:: GIVEN RECORDS ::

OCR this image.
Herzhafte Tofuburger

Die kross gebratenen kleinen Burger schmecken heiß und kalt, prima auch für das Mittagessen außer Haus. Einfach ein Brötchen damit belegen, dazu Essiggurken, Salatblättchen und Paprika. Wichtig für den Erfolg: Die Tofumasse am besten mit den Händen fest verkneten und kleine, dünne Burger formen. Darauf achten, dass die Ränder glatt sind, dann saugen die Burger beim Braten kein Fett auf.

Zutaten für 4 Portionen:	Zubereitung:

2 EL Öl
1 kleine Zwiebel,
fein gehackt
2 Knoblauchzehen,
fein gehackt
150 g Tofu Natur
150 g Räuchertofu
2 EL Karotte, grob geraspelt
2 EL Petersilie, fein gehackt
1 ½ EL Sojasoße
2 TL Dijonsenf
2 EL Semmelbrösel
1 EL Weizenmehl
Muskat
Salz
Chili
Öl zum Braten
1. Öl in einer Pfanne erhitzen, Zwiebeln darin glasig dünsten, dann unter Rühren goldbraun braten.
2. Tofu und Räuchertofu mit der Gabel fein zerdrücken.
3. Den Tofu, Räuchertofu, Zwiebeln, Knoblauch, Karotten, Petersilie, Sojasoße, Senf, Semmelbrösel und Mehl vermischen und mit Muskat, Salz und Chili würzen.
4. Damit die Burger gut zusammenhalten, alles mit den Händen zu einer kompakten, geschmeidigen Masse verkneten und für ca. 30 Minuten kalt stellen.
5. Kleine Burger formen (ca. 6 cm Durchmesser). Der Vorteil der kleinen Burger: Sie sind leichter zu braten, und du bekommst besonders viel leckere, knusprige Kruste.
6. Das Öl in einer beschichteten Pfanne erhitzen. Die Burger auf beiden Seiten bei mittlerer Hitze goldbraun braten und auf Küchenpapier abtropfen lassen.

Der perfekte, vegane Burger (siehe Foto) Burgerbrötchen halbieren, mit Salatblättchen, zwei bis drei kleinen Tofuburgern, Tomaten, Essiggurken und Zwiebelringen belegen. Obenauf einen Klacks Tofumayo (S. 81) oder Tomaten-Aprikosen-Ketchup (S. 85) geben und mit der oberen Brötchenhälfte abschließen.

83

:::

- TASK INSTRUCTIONS -
Every entry must be retyped in full, exactly as given.

- ANSWER TO THE TASK -
OCR this image.
Herzhafte Tofuburger

Die kross gebratenen kleinen Burger schmecken heiß und kalt, prima auch für das Mittagessen außer Haus. Einfach ein Brötchen damit belegen, dazu Essiggurken, Salatblättchen und Paprika. Wichtig für den Erfolg: Die Tofumasse am besten mit den Händen fest verkneten und kleine, dünne Burger formen. Darauf achten, dass die Ränder glatt sind, dann saugen die Burger beim Braten kein Fett auf.

Zutaten für 4 Portionen:	Zubereitung:

2 EL Öl
1 kleine Zwiebel,
fein gehackt
2 Knoblauchzehen,
fein gehackt
150 g Tofu Natur
150 g Räuchertofu
2 EL Karotte, grob geraspelt
2 EL Petersilie, fein gehackt
1 ½ EL Sojasoße
2 TL Dijonsenf
2 EL Semmelbrösel
1 EL Weizenmehl
Muskat
Salz
Chili
Öl zum Braten
1. Öl in einer Pfanne erhitzen, Zwiebeln darin glasig dünsten, dann unter Rühren goldbraun braten.
2. Tofu und Räuchertofu mit der Gabel fein zerdrücken.
3. Den Tofu, Räuchertofu, Zwiebeln, Knoblauch, Karotten, Petersilie, Sojasoße, Senf, Semmelbrösel und Mehl vermischen und mit Muskat, Salz und Chili würzen.
4. Damit die Burger gut zusammenhalten, alles mit den Händen zu einer kompakten, geschmeidigen Masse verkneten und für ca. 30 Minuten kalt stellen.
5. Kleine Burger formen (ca. 6 cm Durchmesser). Der Vorteil der kleinen Burger: Sie sind leichter zu braten, und du bekommst besonders viel leckere, knusprige Kruste.
6. Das Öl in einer beschichteten Pfanne erhitzen. Die Burger auf beiden Seiten bei mittlerer Hitze goldbraun braten und auf Küchenpapier abtropfen lassen.

Der perfekte, vegane Burger (siehe Foto) Burgerbrötchen halbieren, mit Salatblättchen, zwei bis drei kleinen Tofuburgern, Tomaten, Essiggurken und Zwiebelringen belegen. Obenauf einen Klacks Tofumayo (S. 81) oder Tomaten-Aprikosen-Ketchup (S. 85) geben und mit der oberen Brötchenhälfte abschließen.

83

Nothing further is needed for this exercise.